#### Task description
Print the listing in its entirety and exactly, leaving out images.
= = = =
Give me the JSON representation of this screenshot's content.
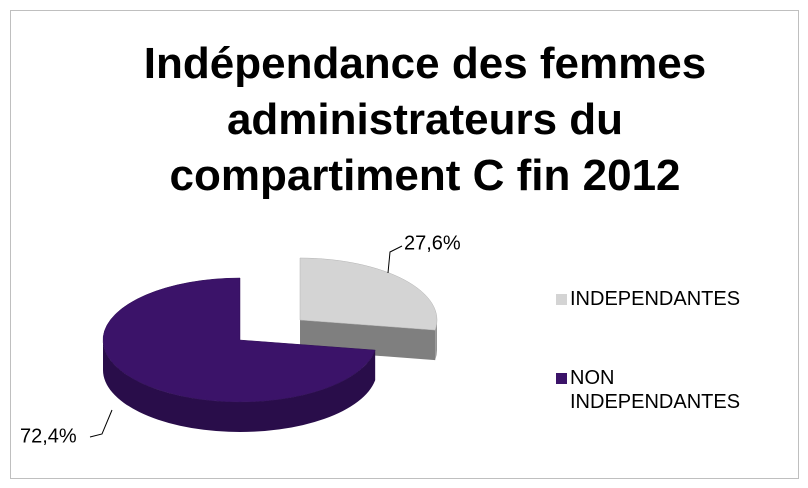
{
  "chart_data": {
    "type": "pie3d",
    "title": "Indépendance des femmes administrateurs du compartiment C fin 2012",
    "categories": [
      "INDEPENDANTES",
      "NON INDEPENDANTES"
    ],
    "values": [
      27.6,
      72.4
    ],
    "value_labels": [
      "27,6%",
      "72,4%"
    ],
    "colors": [
      "#d4d4d4",
      "#3b1369"
    ],
    "legend": "right"
  }
}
= = = =
#### Answer for this exercise
Give me the JSON representation of this screenshot's content.
{
  "chart_data": {
    "type": "pie3d",
    "title": "Indépendance des femmes administrateurs du compartiment C fin 2012",
    "categories": [
      "INDEPENDANTES",
      "NON INDEPENDANTES"
    ],
    "values": [
      27.6,
      72.4
    ],
    "value_labels": [
      "27,6%",
      "72,4%"
    ],
    "colors": [
      "#d4d4d4",
      "#3b1369"
    ],
    "legend": "right"
  }
}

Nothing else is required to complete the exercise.